Stored dataset items:
Start
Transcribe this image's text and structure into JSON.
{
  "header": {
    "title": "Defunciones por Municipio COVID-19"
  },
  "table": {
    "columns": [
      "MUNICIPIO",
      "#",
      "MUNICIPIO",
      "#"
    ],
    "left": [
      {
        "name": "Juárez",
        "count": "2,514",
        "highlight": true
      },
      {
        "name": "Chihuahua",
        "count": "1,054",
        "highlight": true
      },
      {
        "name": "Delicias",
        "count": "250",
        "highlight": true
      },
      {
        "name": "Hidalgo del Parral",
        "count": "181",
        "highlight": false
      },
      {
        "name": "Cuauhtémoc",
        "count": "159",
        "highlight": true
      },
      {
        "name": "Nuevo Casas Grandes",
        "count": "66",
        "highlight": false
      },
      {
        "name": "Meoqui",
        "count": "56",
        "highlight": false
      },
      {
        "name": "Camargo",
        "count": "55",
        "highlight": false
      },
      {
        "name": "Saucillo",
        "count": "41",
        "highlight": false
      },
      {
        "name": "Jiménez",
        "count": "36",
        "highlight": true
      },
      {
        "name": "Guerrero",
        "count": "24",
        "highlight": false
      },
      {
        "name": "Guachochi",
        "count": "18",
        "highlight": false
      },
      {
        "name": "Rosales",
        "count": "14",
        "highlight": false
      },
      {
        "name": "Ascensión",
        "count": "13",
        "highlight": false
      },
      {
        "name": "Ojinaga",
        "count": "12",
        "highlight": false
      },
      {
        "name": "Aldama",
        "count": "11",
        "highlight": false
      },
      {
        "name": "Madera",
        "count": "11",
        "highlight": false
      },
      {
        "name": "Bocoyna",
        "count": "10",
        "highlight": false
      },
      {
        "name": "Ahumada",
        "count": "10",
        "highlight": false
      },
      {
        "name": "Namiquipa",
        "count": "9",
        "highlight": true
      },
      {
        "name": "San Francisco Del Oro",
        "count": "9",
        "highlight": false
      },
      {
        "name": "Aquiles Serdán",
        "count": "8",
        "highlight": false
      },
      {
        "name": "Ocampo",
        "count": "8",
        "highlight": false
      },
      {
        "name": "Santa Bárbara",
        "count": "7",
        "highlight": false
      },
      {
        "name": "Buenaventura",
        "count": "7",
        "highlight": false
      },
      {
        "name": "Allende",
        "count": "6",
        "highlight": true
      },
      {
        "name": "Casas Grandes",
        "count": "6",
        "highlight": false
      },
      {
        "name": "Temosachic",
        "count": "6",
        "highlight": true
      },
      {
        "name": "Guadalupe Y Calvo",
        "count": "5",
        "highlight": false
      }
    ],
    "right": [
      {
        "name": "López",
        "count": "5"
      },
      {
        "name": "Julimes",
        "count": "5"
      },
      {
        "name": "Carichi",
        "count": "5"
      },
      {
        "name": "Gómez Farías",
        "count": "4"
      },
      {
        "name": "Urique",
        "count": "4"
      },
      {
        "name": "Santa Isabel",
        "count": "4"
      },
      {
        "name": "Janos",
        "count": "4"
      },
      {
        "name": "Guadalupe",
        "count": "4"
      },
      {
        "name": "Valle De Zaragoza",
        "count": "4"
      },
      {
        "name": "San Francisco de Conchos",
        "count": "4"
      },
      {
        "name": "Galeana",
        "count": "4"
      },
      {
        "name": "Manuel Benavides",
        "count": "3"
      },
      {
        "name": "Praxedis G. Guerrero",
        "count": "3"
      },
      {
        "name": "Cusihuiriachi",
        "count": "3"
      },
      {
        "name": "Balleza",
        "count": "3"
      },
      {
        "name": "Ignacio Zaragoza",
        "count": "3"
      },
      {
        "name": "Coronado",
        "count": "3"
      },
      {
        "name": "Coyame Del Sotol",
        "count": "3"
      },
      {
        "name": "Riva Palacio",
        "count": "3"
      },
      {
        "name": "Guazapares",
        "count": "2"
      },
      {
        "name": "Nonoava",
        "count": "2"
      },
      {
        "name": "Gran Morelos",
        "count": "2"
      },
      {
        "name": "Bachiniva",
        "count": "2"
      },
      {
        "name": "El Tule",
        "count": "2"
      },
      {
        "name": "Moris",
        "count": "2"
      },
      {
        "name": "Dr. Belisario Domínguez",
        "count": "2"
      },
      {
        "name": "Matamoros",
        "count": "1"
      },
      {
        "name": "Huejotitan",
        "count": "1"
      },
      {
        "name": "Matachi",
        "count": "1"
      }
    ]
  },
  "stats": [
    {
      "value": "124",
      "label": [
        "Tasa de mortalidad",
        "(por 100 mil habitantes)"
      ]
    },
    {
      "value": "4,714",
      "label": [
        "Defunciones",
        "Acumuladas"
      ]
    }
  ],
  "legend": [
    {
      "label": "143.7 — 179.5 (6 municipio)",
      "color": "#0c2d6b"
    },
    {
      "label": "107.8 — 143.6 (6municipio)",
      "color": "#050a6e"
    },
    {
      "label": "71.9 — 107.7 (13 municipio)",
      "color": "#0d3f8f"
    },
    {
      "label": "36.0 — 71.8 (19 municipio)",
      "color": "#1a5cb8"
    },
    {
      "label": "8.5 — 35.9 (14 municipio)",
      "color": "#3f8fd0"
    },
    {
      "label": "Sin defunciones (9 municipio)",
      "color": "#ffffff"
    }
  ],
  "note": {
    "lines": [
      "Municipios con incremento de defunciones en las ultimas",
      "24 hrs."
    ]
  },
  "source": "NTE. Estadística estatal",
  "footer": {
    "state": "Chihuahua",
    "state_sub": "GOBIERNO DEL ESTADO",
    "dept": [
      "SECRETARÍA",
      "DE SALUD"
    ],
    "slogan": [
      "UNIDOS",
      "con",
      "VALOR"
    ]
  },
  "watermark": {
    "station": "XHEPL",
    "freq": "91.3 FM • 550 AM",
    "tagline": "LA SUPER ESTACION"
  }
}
End
> **GIVEN TASK**:
Please output every record, keeping each line exact.

> **ANSWER TO THIS PROBLEM**:
Transcribe this image's text and structure into JSON.
{
  "header": {
    "title": "Defunciones por Municipio COVID-19"
  },
  "table": {
    "columns": [
      "MUNICIPIO",
      "#",
      "MUNICIPIO",
      "#"
    ],
    "left": [
      {
        "name": "Juárez",
        "count": "2,514",
        "highlight": true
      },
      {
        "name": "Chihuahua",
        "count": "1,054",
        "highlight": true
      },
      {
        "name": "Delicias",
        "count": "250",
        "highlight": true
      },
      {
        "name": "Hidalgo del Parral",
        "count": "181",
        "highlight": false
      },
      {
        "name": "Cuauhtémoc",
        "count": "159",
        "highlight": true
      },
      {
        "name": "Nuevo Casas Grandes",
        "count": "66",
        "highlight": false
      },
      {
        "name": "Meoqui",
        "count": "56",
        "highlight": false
      },
      {
        "name": "Camargo",
        "count": "55",
        "highlight": false
      },
      {
        "name": "Saucillo",
        "count": "41",
        "highlight": false
      },
      {
        "name": "Jiménez",
        "count": "36",
        "highlight": true
      },
      {
        "name": "Guerrero",
        "count": "24",
        "highlight": false
      },
      {
        "name": "Guachochi",
        "count": "18",
        "highlight": false
      },
      {
        "name": "Rosales",
        "count": "14",
        "highlight": false
      },
      {
        "name": "Ascensión",
        "count": "13",
        "highlight": false
      },
      {
        "name": "Ojinaga",
        "count": "12",
        "highlight": false
      },
      {
        "name": "Aldama",
        "count": "11",
        "highlight": false
      },
      {
        "name": "Madera",
        "count": "11",
        "highlight": false
      },
      {
        "name": "Bocoyna",
        "count": "10",
        "highlight": false
      },
      {
        "name": "Ahumada",
        "count": "10",
        "highlight": false
      },
      {
        "name": "Namiquipa",
        "count": "9",
        "highlight": true
      },
      {
        "name": "San Francisco Del Oro",
        "count": "9",
        "highlight": false
      },
      {
        "name": "Aquiles Serdán",
        "count": "8",
        "highlight": false
      },
      {
        "name": "Ocampo",
        "count": "8",
        "highlight": false
      },
      {
        "name": "Santa Bárbara",
        "count": "7",
        "highlight": false
      },
      {
        "name": "Buenaventura",
        "count": "7",
        "highlight": false
      },
      {
        "name": "Allende",
        "count": "6",
        "highlight": true
      },
      {
        "name": "Casas Grandes",
        "count": "6",
        "highlight": false
      },
      {
        "name": "Temosachic",
        "count": "6",
        "highlight": true
      },
      {
        "name": "Guadalupe Y Calvo",
        "count": "5",
        "highlight": false
      }
    ],
    "right": [
      {
        "name": "López",
        "count": "5"
      },
      {
        "name": "Julimes",
        "count": "5"
      },
      {
        "name": "Carichi",
        "count": "5"
      },
      {
        "name": "Gómez Farías",
        "count": "4"
      },
      {
        "name": "Urique",
        "count": "4"
      },
      {
        "name": "Santa Isabel",
        "count": "4"
      },
      {
        "name": "Janos",
        "count": "4"
      },
      {
        "name": "Guadalupe",
        "count": "4"
      },
      {
        "name": "Valle De Zaragoza",
        "count": "4"
      },
      {
        "name": "San Francisco de Conchos",
        "count": "4"
      },
      {
        "name": "Galeana",
        "count": "4"
      },
      {
        "name": "Manuel Benavides",
        "count": "3"
      },
      {
        "name": "Praxedis G. Guerrero",
        "count": "3"
      },
      {
        "name": "Cusihuiriachi",
        "count": "3"
      },
      {
        "name": "Balleza",
        "count": "3"
      },
      {
        "name": "Ignacio Zaragoza",
        "count": "3"
      },
      {
        "name": "Coronado",
        "count": "3"
      },
      {
        "name": "Coyame Del Sotol",
        "count": "3"
      },
      {
        "name": "Riva Palacio",
        "count": "3"
      },
      {
        "name": "Guazapares",
        "count": "2"
      },
      {
        "name": "Nonoava",
        "count": "2"
      },
      {
        "name": "Gran Morelos",
        "count": "2"
      },
      {
        "name": "Bachiniva",
        "count": "2"
      },
      {
        "name": "El Tule",
        "count": "2"
      },
      {
        "name": "Moris",
        "count": "2"
      },
      {
        "name": "Dr. Belisario Domínguez",
        "count": "2"
      },
      {
        "name": "Matamoros",
        "count": "1"
      },
      {
        "name": "Huejotitan",
        "count": "1"
      },
      {
        "name": "Matachi",
        "count": "1"
      }
    ]
  },
  "stats": [
    {
      "value": "124",
      "label": [
        "Tasa de mortalidad",
        "(por 100 mil habitantes)"
      ]
    },
    {
      "value": "4,714",
      "label": [
        "Defunciones",
        "Acumuladas"
      ]
    }
  ],
  "legend": [
    {
      "label": "143.7 — 179.5 (6 municipio)",
      "color": "#0c2d6b"
    },
    {
      "label": "107.8 — 143.6 (6municipio)",
      "color": "#050a6e"
    },
    {
      "label": "71.9 — 107.7 (13 municipio)",
      "color": "#0d3f8f"
    },
    {
      "label": "36.0 — 71.8 (19 municipio)",
      "color": "#1a5cb8"
    },
    {
      "label": "8.5 — 35.9 (14 municipio)",
      "color": "#3f8fd0"
    },
    {
      "label": "Sin defunciones (9 municipio)",
      "color": "#ffffff"
    }
  ],
  "note": {
    "lines": [
      "Municipios con incremento de defunciones en las ultimas",
      "24 hrs."
    ]
  },
  "source": "NTE. Estadística estatal",
  "footer": {
    "state": "Chihuahua",
    "state_sub": "GOBIERNO DEL ESTADO",
    "dept": [
      "SECRETARÍA",
      "DE SALUD"
    ],
    "slogan": [
      "UNIDOS",
      "con",
      "VALOR"
    ]
  },
  "watermark": {
    "station": "XHEPL",
    "freq": "91.3 FM • 550 AM",
    "tagline": "LA SUPER ESTACION"
  }
}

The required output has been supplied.